Objective » Omit the images, then print each record below exactly as it reads.
--- begin Entries shown ---
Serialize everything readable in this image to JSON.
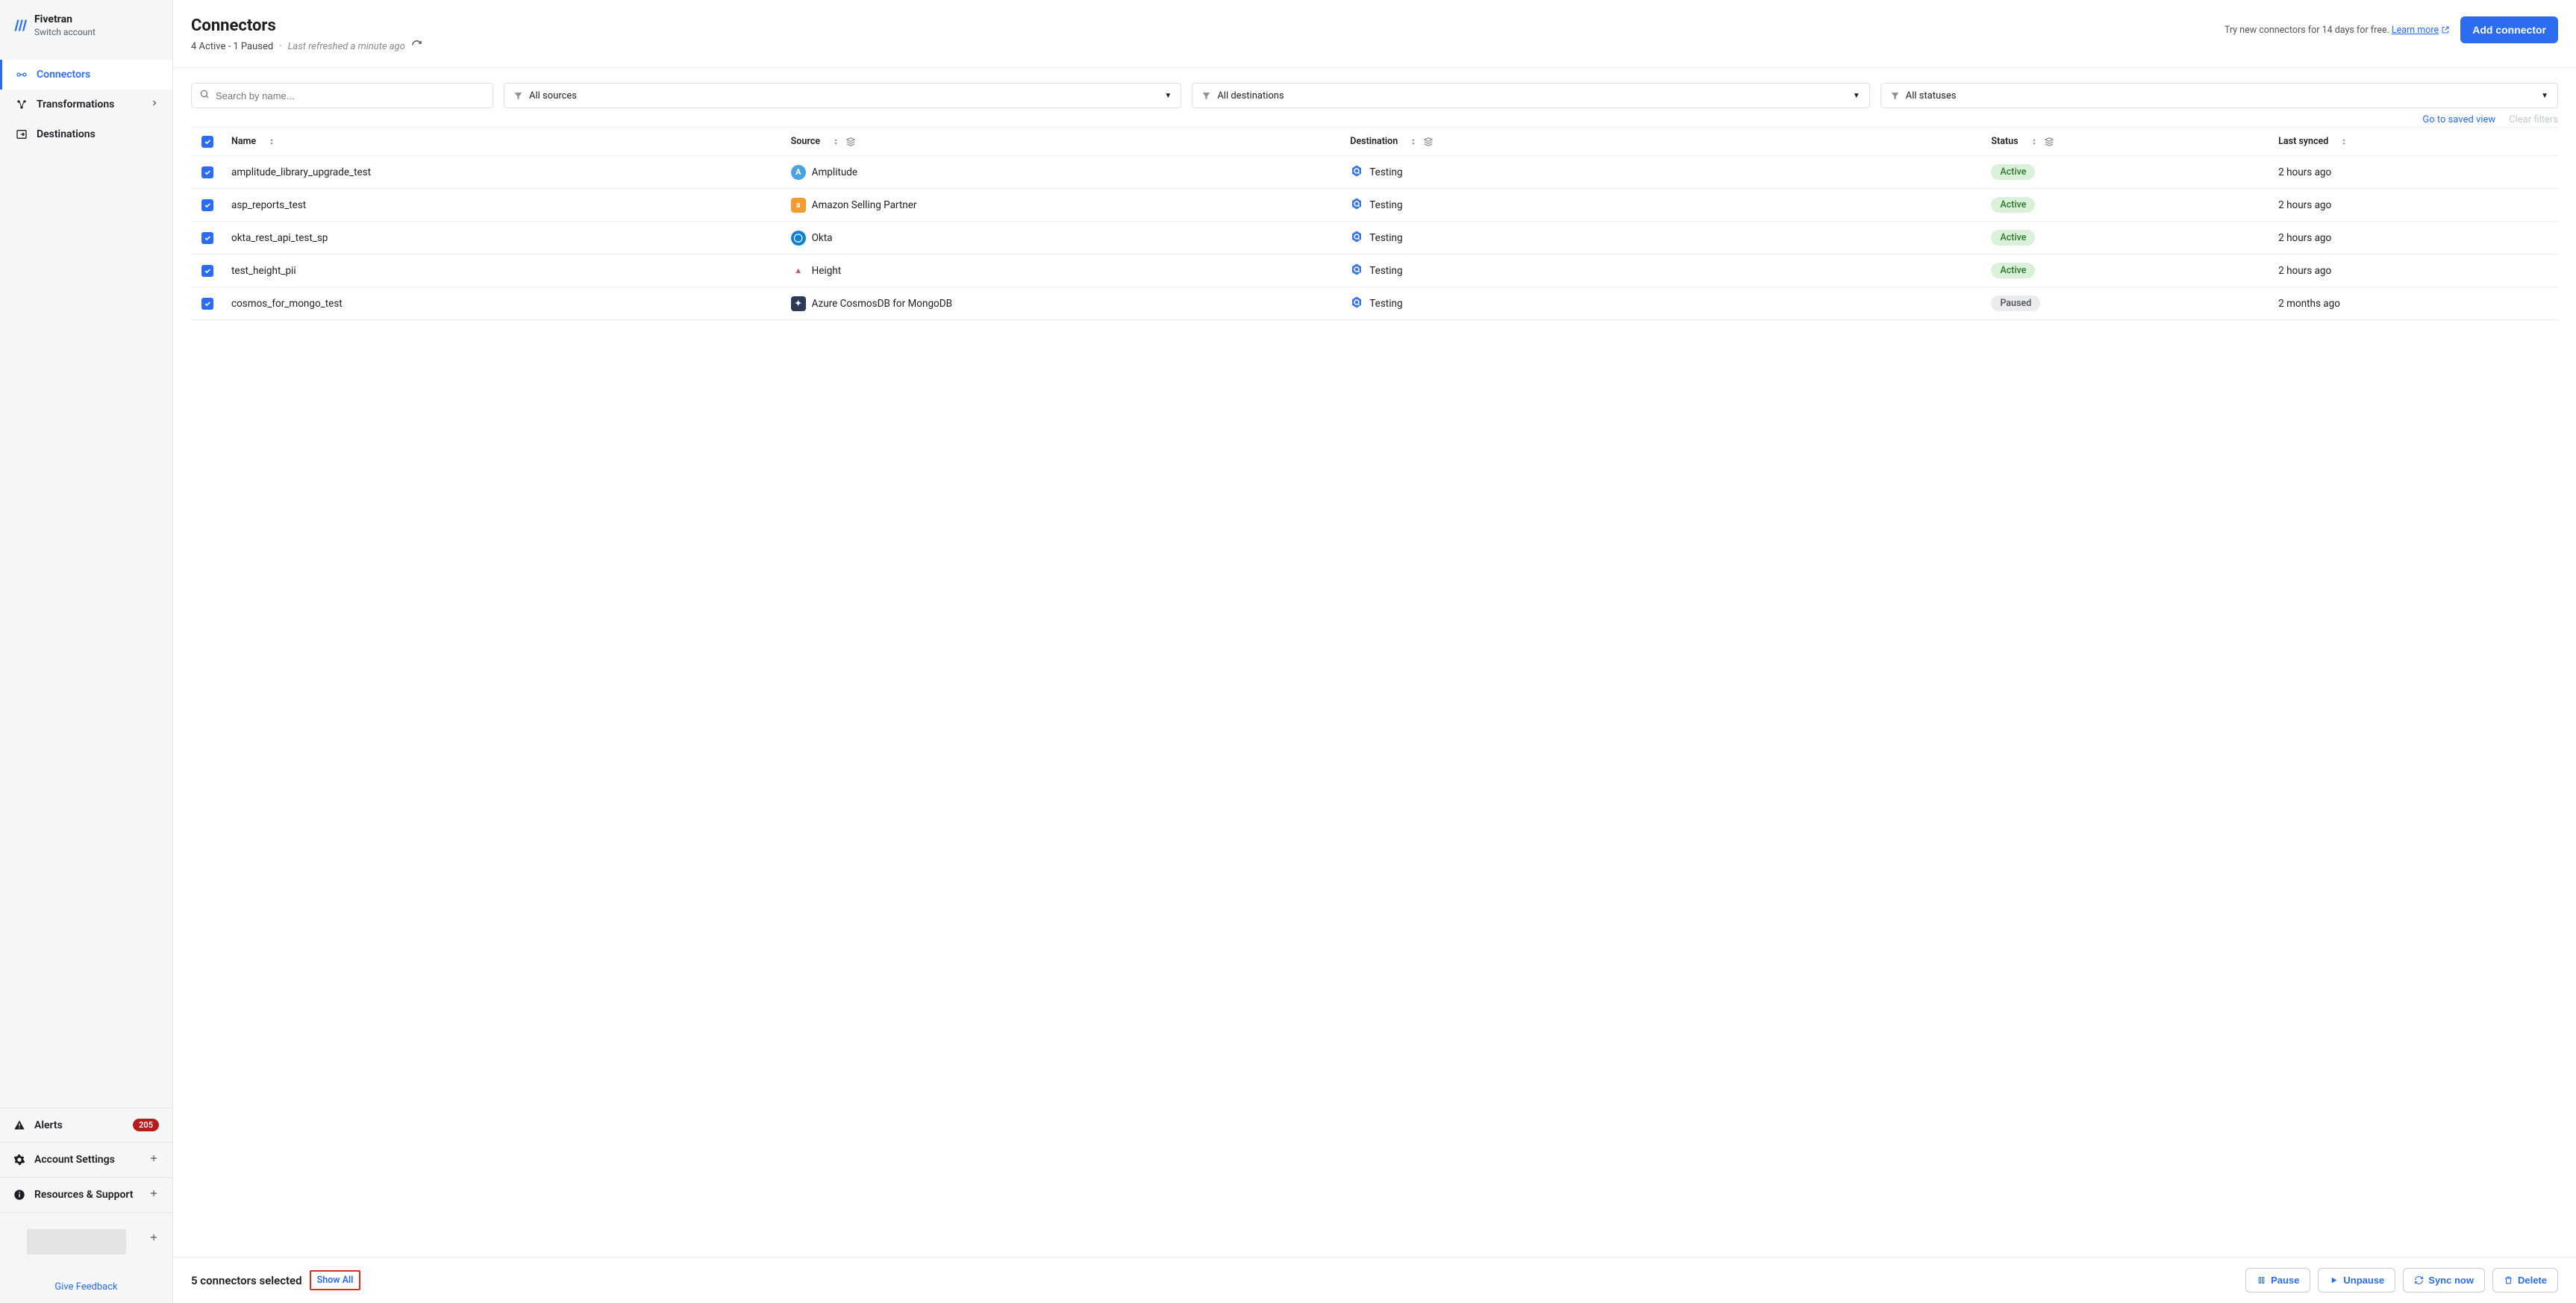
{
  "sidebar": {
    "brand": "Fivetran",
    "switch_account": "Switch account",
    "nav": [
      {
        "label": "Connectors",
        "active": true
      },
      {
        "label": "Transformations",
        "active": false
      },
      {
        "label": "Destinations",
        "active": false
      }
    ],
    "alerts": {
      "label": "Alerts",
      "count": "205"
    },
    "account_settings": "Account Settings",
    "resources_support": "Resources & Support",
    "give_feedback": "Give Feedback"
  },
  "header": {
    "title": "Connectors",
    "status_summary": "4 Active - 1 Paused",
    "separator": "·",
    "last_refreshed": "Last refreshed a minute ago",
    "try_text": "Try new connectors for 14 days for free.",
    "learn_more": "Learn more",
    "add_connector": "Add connector"
  },
  "filters": {
    "search_placeholder": "Search by name...",
    "sources": "All sources",
    "destinations": "All destinations",
    "statuses": "All statuses",
    "saved_view": "Go to saved view",
    "clear_filters": "Clear filters"
  },
  "table": {
    "columns": {
      "name": "Name",
      "source": "Source",
      "destination": "Destination",
      "status": "Status",
      "last_synced": "Last synced"
    },
    "rows": [
      {
        "name": "amplitude_library_upgrade_test",
        "source": "Amplitude",
        "destination": "Testing",
        "status": "Active",
        "last_synced": "2 hours ago",
        "src_icon": "A",
        "src_color": "#4aa3df",
        "src_round": true
      },
      {
        "name": "asp_reports_test",
        "source": "Amazon Selling Partner",
        "destination": "Testing",
        "status": "Active",
        "last_synced": "2 hours ago",
        "src_icon": "a",
        "src_color": "#f29b30",
        "src_round": false
      },
      {
        "name": "okta_rest_api_test_sp",
        "source": "Okta",
        "destination": "Testing",
        "status": "Active",
        "last_synced": "2 hours ago",
        "src_icon": "◯",
        "src_color": "#0f7fd1",
        "src_round": true
      },
      {
        "name": "test_height_pii",
        "source": "Height",
        "destination": "Testing",
        "status": "Active",
        "last_synced": "2 hours ago",
        "src_icon": "▲",
        "src_color": "#ffffff",
        "src_round": false,
        "src_fg": "#d14a8f"
      },
      {
        "name": "cosmos_for_mongo_test",
        "source": "Azure CosmosDB for MongoDB",
        "destination": "Testing",
        "status": "Paused",
        "last_synced": "2 months ago",
        "src_icon": "✦",
        "src_color": "#2b3a57",
        "src_round": false
      }
    ]
  },
  "bottombar": {
    "selected_text": "5 connectors selected",
    "show_all": "Show All",
    "pause": "Pause",
    "unpause": "Unpause",
    "sync_now": "Sync now",
    "delete": "Delete"
  }
}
--- end Entries shown ---
Solution to this exercise »
Serialize everything readable in this image to JSON.
{
  "sidebar": {
    "brand": "Fivetran",
    "switch_account": "Switch account",
    "nav": [
      {
        "label": "Connectors",
        "active": true
      },
      {
        "label": "Transformations",
        "active": false
      },
      {
        "label": "Destinations",
        "active": false
      }
    ],
    "alerts": {
      "label": "Alerts",
      "count": "205"
    },
    "account_settings": "Account Settings",
    "resources_support": "Resources & Support",
    "give_feedback": "Give Feedback"
  },
  "header": {
    "title": "Connectors",
    "status_summary": "4 Active - 1 Paused",
    "separator": "·",
    "last_refreshed": "Last refreshed a minute ago",
    "try_text": "Try new connectors for 14 days for free.",
    "learn_more": "Learn more",
    "add_connector": "Add connector"
  },
  "filters": {
    "search_placeholder": "Search by name...",
    "sources": "All sources",
    "destinations": "All destinations",
    "statuses": "All statuses",
    "saved_view": "Go to saved view",
    "clear_filters": "Clear filters"
  },
  "table": {
    "columns": {
      "name": "Name",
      "source": "Source",
      "destination": "Destination",
      "status": "Status",
      "last_synced": "Last synced"
    },
    "rows": [
      {
        "name": "amplitude_library_upgrade_test",
        "source": "Amplitude",
        "destination": "Testing",
        "status": "Active",
        "last_synced": "2 hours ago",
        "src_icon": "A",
        "src_color": "#4aa3df",
        "src_round": true
      },
      {
        "name": "asp_reports_test",
        "source": "Amazon Selling Partner",
        "destination": "Testing",
        "status": "Active",
        "last_synced": "2 hours ago",
        "src_icon": "a",
        "src_color": "#f29b30",
        "src_round": false
      },
      {
        "name": "okta_rest_api_test_sp",
        "source": "Okta",
        "destination": "Testing",
        "status": "Active",
        "last_synced": "2 hours ago",
        "src_icon": "◯",
        "src_color": "#0f7fd1",
        "src_round": true
      },
      {
        "name": "test_height_pii",
        "source": "Height",
        "destination": "Testing",
        "status": "Active",
        "last_synced": "2 hours ago",
        "src_icon": "▲",
        "src_color": "#ffffff",
        "src_round": false,
        "src_fg": "#d14a8f"
      },
      {
        "name": "cosmos_for_mongo_test",
        "source": "Azure CosmosDB for MongoDB",
        "destination": "Testing",
        "status": "Paused",
        "last_synced": "2 months ago",
        "src_icon": "✦",
        "src_color": "#2b3a57",
        "src_round": false
      }
    ]
  },
  "bottombar": {
    "selected_text": "5 connectors selected",
    "show_all": "Show All",
    "pause": "Pause",
    "unpause": "Unpause",
    "sync_now": "Sync now",
    "delete": "Delete"
  }
}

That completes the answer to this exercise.